> _SHORT PROBLEM_
Scan the records below for lines with the word "Bngl", then state how many you find and nothing else.

> _EXTRACTED MATERIAL_
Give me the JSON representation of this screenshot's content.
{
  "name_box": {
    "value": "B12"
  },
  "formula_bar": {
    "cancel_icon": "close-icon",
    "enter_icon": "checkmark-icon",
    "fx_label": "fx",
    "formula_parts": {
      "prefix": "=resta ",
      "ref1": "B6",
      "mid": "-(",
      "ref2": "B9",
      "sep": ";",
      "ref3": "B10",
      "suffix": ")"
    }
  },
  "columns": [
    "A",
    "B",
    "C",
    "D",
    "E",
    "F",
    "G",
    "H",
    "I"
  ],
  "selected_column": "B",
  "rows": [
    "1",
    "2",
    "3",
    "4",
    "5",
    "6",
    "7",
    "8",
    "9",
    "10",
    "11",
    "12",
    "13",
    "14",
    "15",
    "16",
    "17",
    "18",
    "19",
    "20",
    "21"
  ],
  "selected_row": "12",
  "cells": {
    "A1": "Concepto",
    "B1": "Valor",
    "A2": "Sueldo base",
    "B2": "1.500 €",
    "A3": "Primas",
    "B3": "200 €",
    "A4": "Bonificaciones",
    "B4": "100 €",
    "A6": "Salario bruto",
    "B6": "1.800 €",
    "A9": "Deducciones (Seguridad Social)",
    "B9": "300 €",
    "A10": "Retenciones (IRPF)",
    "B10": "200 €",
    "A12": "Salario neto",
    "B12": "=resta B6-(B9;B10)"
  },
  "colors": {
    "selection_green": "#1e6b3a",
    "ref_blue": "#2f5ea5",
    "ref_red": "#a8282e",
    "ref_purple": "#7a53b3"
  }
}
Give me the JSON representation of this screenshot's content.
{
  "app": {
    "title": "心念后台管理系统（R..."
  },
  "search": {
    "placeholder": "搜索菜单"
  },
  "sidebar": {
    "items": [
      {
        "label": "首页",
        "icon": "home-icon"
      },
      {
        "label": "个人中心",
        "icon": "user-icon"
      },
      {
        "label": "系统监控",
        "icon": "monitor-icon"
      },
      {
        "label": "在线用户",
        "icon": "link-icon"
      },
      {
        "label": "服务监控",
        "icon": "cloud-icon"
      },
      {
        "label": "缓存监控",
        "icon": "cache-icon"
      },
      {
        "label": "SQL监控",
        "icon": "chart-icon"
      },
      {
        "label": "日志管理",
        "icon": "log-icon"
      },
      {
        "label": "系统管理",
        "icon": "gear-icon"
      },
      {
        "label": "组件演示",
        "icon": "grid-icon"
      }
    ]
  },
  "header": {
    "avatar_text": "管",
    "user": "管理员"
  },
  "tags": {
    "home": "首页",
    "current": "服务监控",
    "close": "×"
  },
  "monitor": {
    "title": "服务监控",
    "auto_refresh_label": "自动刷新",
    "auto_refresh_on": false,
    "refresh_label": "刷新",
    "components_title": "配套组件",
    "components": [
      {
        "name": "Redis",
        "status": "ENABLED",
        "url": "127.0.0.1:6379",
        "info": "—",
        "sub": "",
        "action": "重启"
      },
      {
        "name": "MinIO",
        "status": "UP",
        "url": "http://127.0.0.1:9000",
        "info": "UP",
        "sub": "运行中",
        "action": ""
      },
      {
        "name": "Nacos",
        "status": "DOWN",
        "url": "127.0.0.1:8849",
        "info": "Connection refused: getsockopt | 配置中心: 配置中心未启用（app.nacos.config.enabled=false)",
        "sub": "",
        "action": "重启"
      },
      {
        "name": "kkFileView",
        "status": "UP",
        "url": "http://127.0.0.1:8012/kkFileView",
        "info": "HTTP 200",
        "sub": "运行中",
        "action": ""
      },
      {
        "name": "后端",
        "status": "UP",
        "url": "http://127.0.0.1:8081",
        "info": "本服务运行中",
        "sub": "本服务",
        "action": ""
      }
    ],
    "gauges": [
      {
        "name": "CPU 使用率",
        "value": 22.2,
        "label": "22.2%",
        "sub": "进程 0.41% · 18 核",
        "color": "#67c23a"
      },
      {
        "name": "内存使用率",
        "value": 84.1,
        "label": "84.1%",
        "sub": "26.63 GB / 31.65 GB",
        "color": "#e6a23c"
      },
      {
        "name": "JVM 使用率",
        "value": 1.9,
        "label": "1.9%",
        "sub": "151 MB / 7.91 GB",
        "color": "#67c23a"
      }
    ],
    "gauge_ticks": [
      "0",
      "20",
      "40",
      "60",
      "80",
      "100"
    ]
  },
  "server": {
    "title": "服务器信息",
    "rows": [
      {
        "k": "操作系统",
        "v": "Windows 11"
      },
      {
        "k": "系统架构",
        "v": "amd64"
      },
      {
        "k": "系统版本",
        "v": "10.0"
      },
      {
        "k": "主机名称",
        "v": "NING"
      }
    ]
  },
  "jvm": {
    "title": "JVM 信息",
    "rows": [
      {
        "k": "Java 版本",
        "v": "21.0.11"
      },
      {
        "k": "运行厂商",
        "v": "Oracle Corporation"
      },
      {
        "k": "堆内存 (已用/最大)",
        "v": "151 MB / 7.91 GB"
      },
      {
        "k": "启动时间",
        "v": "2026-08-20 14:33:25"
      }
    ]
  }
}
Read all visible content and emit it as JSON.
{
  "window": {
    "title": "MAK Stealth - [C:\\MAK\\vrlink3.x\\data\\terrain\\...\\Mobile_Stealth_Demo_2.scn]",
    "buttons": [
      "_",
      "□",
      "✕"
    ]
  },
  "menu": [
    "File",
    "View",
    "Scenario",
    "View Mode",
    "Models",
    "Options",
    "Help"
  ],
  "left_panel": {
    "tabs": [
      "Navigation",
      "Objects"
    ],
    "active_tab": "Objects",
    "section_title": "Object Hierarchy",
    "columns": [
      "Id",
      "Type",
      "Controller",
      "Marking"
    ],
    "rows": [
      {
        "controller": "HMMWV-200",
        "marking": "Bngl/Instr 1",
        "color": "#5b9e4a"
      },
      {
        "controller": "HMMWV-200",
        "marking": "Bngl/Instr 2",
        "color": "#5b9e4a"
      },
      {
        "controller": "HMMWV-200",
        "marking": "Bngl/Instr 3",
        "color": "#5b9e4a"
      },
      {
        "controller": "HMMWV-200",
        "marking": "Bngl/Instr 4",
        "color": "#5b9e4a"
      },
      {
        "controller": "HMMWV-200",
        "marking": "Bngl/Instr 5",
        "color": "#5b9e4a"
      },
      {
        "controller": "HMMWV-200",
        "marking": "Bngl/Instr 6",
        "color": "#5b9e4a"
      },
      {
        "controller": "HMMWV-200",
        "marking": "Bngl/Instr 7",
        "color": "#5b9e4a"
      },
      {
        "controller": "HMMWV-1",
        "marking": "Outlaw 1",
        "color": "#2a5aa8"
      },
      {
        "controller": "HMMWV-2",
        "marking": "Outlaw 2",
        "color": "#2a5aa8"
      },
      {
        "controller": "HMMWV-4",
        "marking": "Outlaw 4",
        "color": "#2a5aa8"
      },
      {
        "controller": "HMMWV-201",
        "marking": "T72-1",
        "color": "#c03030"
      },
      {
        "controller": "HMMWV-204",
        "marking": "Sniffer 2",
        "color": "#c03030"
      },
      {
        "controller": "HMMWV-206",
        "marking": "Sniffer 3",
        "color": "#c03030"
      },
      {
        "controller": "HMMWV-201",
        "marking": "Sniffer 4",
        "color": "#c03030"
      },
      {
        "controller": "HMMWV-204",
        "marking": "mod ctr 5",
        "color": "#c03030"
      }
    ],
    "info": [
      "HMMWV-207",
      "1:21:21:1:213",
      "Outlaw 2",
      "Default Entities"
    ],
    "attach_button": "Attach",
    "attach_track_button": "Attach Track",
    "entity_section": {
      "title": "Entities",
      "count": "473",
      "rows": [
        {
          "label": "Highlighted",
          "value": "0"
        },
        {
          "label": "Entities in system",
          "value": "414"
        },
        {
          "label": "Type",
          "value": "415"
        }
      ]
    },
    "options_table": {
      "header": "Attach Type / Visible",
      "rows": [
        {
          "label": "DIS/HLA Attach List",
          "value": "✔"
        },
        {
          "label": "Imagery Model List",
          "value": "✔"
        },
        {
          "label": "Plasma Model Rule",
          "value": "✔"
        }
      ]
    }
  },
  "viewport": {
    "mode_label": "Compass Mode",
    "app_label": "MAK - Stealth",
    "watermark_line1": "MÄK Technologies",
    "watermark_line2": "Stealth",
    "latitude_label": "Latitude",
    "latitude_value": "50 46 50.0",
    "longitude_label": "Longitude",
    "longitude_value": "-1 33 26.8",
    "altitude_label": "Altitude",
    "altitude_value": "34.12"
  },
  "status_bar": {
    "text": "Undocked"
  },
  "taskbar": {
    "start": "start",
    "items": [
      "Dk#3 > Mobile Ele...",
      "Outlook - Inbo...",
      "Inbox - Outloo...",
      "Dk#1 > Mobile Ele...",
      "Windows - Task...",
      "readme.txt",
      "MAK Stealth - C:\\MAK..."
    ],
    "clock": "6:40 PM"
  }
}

> _RESPONSE TO THE EXERCISE_
7